Short problem — Repeat the lines of the listing exactly, starting from its first line and continuing up to and including the line with "page-number: 158 — [528, 48, 551, 62]".

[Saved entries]
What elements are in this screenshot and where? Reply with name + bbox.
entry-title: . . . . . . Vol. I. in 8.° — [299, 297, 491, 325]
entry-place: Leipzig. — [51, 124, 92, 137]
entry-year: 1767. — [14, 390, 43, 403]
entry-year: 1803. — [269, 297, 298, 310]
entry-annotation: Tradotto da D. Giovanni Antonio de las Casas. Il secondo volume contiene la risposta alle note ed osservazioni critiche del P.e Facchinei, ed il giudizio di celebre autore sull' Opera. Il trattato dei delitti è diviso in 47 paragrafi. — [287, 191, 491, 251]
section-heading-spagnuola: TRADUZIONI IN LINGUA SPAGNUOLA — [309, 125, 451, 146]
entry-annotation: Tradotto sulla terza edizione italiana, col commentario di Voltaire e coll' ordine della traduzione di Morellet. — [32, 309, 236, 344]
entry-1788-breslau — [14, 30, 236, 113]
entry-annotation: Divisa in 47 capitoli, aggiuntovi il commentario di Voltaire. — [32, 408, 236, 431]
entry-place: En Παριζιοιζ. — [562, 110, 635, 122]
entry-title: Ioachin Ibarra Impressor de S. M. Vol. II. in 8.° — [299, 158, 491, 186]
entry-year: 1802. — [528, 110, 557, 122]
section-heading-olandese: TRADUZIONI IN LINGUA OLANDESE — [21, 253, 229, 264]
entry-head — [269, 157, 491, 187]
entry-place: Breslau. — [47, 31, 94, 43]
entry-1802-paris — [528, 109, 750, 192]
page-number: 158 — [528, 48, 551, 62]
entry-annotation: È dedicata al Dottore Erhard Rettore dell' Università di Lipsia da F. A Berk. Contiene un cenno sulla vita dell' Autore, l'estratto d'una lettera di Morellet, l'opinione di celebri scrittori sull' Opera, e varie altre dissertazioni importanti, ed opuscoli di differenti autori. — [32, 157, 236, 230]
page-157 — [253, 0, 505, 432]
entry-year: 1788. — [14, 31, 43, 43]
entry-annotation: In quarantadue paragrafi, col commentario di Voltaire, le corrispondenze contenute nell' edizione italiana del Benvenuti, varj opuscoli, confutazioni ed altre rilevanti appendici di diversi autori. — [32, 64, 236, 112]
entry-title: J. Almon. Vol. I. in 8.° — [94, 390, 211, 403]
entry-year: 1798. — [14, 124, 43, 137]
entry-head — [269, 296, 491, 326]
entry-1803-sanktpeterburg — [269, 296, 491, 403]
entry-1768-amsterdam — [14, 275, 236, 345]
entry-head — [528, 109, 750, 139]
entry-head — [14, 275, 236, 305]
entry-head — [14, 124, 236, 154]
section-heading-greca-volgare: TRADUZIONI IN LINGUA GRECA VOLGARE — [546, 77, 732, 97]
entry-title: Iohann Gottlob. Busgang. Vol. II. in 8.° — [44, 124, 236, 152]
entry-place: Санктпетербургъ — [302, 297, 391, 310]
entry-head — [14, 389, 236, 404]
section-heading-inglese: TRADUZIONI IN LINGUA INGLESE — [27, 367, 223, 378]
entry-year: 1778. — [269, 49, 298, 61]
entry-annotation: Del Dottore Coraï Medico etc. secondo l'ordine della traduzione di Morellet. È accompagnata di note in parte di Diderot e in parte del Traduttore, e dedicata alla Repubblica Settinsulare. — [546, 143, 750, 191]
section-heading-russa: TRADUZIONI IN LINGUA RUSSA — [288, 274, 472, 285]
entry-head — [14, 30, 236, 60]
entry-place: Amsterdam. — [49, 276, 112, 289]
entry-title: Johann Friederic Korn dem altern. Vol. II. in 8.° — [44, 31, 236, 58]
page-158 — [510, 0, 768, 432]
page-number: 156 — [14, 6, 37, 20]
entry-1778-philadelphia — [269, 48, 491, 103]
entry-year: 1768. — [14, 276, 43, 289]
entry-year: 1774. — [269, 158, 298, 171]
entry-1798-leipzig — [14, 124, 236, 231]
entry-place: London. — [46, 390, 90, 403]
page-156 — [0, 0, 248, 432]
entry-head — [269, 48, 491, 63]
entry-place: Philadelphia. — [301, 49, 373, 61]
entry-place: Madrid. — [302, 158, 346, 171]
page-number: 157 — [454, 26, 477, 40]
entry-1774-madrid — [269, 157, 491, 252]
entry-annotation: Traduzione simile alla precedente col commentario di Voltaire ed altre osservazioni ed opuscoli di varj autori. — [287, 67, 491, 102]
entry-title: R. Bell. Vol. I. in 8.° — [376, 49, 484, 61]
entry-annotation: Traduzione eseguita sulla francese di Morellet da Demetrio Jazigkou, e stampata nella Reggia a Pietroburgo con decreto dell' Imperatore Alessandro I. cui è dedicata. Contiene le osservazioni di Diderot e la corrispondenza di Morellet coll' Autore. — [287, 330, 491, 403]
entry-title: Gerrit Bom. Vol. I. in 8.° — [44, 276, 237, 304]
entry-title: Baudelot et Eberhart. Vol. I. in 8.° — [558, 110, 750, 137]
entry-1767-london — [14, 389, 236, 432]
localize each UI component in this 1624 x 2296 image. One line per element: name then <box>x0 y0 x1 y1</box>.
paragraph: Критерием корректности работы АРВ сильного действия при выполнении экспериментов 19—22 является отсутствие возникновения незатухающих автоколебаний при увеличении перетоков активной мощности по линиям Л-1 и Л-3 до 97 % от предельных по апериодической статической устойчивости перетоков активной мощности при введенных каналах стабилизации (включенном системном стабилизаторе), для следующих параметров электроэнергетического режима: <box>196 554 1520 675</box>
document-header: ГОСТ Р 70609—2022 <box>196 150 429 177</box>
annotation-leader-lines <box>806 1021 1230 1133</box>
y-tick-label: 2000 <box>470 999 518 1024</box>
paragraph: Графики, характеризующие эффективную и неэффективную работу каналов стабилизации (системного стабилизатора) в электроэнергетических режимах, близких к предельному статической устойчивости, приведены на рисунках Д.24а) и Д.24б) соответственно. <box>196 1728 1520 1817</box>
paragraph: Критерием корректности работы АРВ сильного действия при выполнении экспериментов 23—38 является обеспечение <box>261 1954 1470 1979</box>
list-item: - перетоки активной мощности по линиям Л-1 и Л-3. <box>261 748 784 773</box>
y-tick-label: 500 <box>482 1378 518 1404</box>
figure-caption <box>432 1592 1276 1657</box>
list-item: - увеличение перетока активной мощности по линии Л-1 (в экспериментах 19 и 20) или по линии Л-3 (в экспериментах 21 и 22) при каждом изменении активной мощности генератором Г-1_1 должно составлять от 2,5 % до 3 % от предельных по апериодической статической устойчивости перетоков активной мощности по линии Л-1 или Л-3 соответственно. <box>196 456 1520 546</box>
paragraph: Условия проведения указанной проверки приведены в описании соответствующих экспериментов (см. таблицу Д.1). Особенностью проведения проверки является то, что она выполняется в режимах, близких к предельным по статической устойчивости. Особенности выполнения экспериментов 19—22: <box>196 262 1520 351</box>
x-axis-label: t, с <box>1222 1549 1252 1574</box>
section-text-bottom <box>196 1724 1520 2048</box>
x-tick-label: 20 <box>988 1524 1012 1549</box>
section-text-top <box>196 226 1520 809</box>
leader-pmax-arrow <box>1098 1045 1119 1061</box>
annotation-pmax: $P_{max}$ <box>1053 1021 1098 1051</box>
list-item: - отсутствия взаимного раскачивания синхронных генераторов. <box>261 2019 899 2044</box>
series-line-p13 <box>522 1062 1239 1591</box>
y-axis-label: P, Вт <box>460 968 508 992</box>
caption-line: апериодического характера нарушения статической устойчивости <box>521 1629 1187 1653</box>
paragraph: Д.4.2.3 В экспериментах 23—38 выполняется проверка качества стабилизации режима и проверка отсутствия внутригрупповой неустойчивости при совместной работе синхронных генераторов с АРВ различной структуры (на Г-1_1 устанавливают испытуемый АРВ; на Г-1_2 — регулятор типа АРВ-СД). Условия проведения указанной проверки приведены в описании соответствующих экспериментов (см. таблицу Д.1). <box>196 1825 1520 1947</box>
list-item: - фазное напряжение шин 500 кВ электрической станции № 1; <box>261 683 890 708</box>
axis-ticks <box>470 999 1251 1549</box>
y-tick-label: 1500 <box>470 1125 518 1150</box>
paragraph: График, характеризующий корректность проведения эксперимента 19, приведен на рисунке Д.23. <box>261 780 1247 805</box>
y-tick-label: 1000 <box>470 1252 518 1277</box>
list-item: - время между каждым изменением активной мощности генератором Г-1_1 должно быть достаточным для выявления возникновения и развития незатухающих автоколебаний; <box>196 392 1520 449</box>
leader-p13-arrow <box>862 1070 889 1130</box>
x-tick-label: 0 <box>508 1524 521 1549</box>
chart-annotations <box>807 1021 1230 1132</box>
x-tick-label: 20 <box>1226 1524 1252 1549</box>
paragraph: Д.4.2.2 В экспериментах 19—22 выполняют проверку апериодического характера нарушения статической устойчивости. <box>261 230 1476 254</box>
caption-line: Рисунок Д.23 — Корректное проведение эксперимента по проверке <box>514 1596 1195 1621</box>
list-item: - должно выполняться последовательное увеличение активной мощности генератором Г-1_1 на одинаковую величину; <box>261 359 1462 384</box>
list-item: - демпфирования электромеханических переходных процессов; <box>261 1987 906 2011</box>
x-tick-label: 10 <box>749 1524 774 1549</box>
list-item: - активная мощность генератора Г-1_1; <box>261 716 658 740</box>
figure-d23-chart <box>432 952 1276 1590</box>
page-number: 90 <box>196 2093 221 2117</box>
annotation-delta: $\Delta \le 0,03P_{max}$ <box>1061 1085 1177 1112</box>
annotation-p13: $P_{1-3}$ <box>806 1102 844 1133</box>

Result —
What elements are in this screenshot and where? Reply with name + bbox.
entry-title: . . . . . . Vol. I. in 8.° — [299, 297, 491, 325]
entry-place: Leipzig. — [51, 124, 92, 137]
entry-year: 1767. — [14, 390, 43, 403]
entry-year: 1803. — [269, 297, 298, 310]
entry-annotation: Tradotto da D. Giovanni Antonio de las Casas. Il secondo volume contiene la risposta alle note ed osservazioni critiche del P.e Facchinei, ed il giudizio di celebre autore sull' Opera. Il trattato dei delitti è diviso in 47 paragrafi. — [287, 191, 491, 251]
section-heading-spagnuola: TRADUZIONI IN LINGUA SPAGNUOLA — [309, 125, 451, 146]
entry-annotation: Tradotto sulla terza edizione italiana, col commentario di Voltaire e coll' ordine della traduzione di Morellet. — [32, 309, 236, 344]
entry-1788-breslau — [14, 30, 236, 113]
entry-annotation: Divisa in 47 capitoli, aggiuntovi il commentario di Voltaire. — [32, 408, 236, 431]
entry-place: En Παριζιοιζ. — [562, 110, 635, 122]
entry-title: Ioachin Ibarra Impressor de S. M. Vol. II. in 8.° — [299, 158, 491, 186]
entry-year: 1802. — [528, 110, 557, 122]
section-heading-olandese: TRADUZIONI IN LINGUA OLANDESE — [21, 253, 229, 264]
entry-head — [269, 157, 491, 187]
entry-place: Breslau. — [47, 31, 94, 43]
entry-1802-paris — [528, 109, 750, 192]
page-number: 158 — [528, 48, 551, 62]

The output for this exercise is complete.